- [Task to complete]: Please write out the records below again, replacing "legend-label" with "legend-entry" throughout and keeping everything else unchanged. Leave the pictures out.

"""

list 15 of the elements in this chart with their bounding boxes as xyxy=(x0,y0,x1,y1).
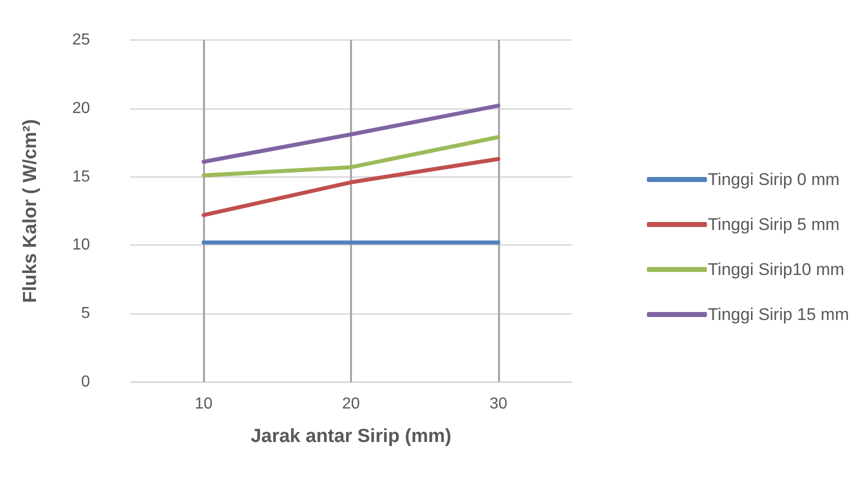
legend-label: Tinggi Sirip10 mm xyxy=(708,260,844,279)
x-tick-label: 20 xyxy=(342,396,360,412)
y-tick-label: 25 xyxy=(72,32,90,48)
y-tick-label: 20 xyxy=(72,100,90,117)
x-axis-title: Jarak antar Sirip (mm) xyxy=(250,426,452,447)
legend-label: Tinggi Sirip 5 mm xyxy=(708,215,840,234)
x-tick-label: 30 xyxy=(489,396,508,412)
y-tick-label: 10 xyxy=(72,236,90,254)
y-tick-label: 5 xyxy=(81,305,90,322)
legend-label: Tinggi Sirip 0 mm xyxy=(708,170,840,189)
y-axis-title: Fluks Kalor ( W/cm²) xyxy=(20,119,41,303)
y-tick-label: 15 xyxy=(72,168,90,186)
y-tick-label: 0 xyxy=(81,374,90,390)
x-tick-label: 10 xyxy=(194,396,213,412)
legend-label: Tinggi Sirip 15 mm xyxy=(708,305,850,324)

"""

- [Result for this task]:
list 15 of the elements in this chart with their bounding boxes as xyxy=(x0,y0,x1,y1).
legend-entry: Tinggi Sirip10 mm xyxy=(708,260,844,279)
x-tick-label: 20 xyxy=(342,396,360,412)
y-tick-label: 25 xyxy=(72,32,90,48)
y-tick-label: 20 xyxy=(72,100,90,117)
x-axis-title: Jarak antar Sirip (mm) xyxy=(250,426,452,447)
legend-entry: Tinggi Sirip 5 mm xyxy=(708,215,840,234)
x-tick-label: 30 xyxy=(489,396,508,412)
y-tick-label: 10 xyxy=(72,236,90,254)
y-tick-label: 5 xyxy=(81,305,90,322)
legend-entry: Tinggi Sirip 0 mm xyxy=(708,170,840,189)
y-axis-title: Fluks Kalor ( W/cm²) xyxy=(20,119,41,303)
y-tick-label: 15 xyxy=(72,168,90,186)
y-tick-label: 0 xyxy=(81,374,90,390)
x-tick-label: 10 xyxy=(194,396,213,412)
legend-entry: Tinggi Sirip 15 mm xyxy=(708,305,850,324)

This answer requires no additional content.